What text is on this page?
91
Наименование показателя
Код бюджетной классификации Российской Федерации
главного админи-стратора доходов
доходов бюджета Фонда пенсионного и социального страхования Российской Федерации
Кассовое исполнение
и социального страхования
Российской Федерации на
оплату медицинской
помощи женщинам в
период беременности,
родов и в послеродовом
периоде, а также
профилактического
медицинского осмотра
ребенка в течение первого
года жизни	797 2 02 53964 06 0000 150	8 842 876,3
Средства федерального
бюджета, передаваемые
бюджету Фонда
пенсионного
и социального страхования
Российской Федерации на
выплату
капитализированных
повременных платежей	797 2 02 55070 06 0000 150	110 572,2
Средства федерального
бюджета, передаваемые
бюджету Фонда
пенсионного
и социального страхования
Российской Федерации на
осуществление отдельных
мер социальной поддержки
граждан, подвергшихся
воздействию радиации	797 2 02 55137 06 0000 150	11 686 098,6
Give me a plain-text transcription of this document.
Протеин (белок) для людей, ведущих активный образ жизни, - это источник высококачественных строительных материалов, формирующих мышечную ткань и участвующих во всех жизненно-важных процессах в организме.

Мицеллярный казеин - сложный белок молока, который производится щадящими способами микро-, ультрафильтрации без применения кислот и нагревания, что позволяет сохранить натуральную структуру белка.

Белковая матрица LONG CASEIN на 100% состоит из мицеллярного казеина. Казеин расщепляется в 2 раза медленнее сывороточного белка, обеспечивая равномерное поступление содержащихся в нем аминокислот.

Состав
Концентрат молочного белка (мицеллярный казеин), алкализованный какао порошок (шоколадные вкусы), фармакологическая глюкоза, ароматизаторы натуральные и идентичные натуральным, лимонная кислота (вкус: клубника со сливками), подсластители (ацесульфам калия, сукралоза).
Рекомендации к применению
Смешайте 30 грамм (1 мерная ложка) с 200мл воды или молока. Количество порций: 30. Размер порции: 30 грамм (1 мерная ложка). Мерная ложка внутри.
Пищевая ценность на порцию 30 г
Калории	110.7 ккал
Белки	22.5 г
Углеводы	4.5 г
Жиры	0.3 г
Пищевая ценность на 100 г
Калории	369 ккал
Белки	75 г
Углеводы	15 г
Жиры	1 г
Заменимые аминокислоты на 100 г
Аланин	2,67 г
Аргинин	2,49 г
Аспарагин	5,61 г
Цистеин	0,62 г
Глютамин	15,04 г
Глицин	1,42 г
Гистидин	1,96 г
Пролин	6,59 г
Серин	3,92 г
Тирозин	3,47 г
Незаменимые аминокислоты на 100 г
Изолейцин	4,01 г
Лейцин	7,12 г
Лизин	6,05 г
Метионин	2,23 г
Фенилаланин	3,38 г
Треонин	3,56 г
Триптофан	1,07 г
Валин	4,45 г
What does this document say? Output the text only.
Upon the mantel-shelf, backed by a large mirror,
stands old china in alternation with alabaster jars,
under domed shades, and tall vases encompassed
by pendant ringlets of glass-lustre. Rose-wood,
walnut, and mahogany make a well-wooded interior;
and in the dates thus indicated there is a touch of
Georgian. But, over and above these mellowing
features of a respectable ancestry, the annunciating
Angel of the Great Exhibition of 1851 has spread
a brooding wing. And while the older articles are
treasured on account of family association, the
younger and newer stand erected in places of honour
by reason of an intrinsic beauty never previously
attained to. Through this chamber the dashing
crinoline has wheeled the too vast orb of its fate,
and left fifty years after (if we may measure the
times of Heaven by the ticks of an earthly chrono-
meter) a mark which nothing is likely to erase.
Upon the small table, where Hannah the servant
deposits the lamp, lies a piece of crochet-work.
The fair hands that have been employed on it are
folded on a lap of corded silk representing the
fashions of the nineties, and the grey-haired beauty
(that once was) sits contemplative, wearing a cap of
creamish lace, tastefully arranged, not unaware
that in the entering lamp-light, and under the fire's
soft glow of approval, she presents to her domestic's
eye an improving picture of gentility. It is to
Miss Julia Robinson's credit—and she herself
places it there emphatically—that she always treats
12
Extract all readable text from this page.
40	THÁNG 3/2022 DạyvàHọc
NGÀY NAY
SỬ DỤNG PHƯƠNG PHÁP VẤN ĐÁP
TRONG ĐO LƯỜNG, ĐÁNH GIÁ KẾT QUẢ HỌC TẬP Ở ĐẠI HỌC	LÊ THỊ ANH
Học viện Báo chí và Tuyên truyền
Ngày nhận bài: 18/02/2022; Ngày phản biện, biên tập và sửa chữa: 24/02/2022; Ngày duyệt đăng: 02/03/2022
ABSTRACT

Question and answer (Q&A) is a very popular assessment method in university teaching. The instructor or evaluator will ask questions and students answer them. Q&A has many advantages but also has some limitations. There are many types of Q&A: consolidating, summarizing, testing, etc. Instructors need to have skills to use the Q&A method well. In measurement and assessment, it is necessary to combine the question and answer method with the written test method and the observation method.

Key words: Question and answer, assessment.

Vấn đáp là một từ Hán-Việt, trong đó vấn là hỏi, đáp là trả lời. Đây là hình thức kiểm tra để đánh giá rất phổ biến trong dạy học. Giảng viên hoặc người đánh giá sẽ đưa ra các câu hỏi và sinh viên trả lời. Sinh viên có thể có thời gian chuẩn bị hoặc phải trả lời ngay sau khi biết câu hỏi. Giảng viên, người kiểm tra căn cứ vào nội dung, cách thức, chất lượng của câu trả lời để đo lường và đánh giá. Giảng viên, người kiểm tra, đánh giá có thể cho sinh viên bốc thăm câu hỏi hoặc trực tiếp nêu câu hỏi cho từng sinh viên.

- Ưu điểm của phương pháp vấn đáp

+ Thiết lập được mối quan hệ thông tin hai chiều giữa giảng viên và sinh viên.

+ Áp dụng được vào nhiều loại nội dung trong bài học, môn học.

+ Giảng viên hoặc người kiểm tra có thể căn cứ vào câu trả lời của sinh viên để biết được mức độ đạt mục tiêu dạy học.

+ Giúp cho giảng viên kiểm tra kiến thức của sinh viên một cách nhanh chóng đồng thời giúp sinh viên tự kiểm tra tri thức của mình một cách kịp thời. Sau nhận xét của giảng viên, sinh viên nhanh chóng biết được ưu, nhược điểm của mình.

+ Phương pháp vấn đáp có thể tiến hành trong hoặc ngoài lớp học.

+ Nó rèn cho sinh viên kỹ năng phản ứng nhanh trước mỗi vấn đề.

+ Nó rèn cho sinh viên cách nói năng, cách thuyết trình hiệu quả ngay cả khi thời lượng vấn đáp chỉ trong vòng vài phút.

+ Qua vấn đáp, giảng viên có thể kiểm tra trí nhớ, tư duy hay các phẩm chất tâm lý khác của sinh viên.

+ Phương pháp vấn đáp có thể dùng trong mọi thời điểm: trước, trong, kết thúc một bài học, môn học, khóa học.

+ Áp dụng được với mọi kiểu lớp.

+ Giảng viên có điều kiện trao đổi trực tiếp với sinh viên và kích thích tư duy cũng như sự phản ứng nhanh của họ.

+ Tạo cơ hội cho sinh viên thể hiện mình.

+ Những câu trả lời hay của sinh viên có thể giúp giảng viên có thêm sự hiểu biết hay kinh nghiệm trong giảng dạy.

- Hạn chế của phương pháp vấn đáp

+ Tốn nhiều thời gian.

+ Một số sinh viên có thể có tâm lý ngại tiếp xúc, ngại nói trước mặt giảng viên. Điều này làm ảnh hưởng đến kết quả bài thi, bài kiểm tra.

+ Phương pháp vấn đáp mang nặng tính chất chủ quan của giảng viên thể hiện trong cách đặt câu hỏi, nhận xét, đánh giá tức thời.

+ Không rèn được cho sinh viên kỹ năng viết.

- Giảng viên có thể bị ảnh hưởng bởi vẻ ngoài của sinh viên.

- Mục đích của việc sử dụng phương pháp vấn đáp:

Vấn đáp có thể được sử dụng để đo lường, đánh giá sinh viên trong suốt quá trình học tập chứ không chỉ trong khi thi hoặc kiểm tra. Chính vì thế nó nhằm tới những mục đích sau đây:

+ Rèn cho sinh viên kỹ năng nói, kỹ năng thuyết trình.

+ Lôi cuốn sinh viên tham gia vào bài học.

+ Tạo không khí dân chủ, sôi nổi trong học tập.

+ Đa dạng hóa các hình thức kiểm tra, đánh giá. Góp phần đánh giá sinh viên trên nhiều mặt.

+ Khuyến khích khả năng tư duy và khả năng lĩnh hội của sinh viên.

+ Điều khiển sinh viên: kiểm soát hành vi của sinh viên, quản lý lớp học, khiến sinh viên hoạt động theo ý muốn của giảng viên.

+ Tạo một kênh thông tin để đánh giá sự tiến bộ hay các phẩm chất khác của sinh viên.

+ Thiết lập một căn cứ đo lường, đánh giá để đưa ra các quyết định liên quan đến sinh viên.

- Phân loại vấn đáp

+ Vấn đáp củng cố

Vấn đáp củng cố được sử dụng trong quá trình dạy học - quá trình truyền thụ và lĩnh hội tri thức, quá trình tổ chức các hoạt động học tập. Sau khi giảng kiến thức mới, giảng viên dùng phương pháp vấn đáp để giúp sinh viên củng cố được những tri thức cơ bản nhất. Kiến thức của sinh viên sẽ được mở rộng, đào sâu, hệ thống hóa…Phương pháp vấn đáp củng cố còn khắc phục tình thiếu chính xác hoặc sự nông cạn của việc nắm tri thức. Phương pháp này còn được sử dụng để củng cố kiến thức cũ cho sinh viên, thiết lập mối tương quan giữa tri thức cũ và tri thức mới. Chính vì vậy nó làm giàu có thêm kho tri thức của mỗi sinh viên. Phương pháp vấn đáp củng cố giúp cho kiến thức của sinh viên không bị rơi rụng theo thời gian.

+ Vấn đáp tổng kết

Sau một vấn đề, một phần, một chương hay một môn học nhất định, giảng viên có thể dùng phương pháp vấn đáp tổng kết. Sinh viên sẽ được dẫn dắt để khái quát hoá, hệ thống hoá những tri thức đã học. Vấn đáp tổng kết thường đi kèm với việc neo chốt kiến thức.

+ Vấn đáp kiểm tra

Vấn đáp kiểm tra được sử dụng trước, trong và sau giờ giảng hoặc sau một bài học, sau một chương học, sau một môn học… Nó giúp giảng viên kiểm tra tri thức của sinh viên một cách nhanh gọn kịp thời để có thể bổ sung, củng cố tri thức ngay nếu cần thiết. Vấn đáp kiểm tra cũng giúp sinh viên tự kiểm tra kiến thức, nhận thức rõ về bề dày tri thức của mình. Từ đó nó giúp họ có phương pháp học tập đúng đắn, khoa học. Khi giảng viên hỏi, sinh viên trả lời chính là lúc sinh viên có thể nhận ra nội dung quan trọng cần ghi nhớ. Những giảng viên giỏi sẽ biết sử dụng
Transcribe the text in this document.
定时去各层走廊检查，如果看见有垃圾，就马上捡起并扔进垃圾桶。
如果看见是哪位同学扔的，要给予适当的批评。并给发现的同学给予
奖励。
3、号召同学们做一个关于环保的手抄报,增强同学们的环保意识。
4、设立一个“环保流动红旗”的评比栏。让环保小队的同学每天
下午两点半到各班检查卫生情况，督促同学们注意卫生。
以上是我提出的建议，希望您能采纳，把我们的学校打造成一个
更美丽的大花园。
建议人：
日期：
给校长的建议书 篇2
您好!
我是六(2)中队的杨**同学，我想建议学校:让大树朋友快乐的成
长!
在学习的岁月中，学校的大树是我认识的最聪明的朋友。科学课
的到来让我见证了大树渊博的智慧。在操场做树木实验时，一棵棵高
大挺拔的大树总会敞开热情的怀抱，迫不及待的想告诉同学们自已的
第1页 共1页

════════════════════

• _WRITTEN REQUEST_
Find the word "động" in the records and pull out each line that has it.

• _THE OUTPUT_
+ Điều khiển sinh viên: kiểm soát hành vi của sinh viên, quản lý lớp học, khiến sinh viên hoạt động theo ý muốn của giảng viên.
Vấn đáp củng cố được sử dụng trong quá trình dạy học - quá trình truyền thụ và lĩnh hội tri thức, quá trình tổ chức các hoạt động học tập. Sau khi giảng kiến thức mới, giảng viên dùng phương pháp vấn đáp để giúp sinh viên củng cố được những tri thức cơ bản nhất. Kiến thức của sinh viên sẽ được mở rộng, đào sâu, hệ thống hóa…Phương pháp vấn đáp củng cố còn khắc phục tình thiếu chính xác hoặc sự nông cạn của việc nắm tri thức. Phương pháp này còn được sử dụng để củng cố kiến thức cũ cho sinh viên, thiết lập mối tương quan giữa tri thức cũ và tri thức mới. Chính vì vậy nó làm giàu có thêm kho tri thức của mỗi sinh viên. Phương pháp vấn đáp củng cố giúp cho kiến thức của sinh viên không bị rơi rụng theo thời gian.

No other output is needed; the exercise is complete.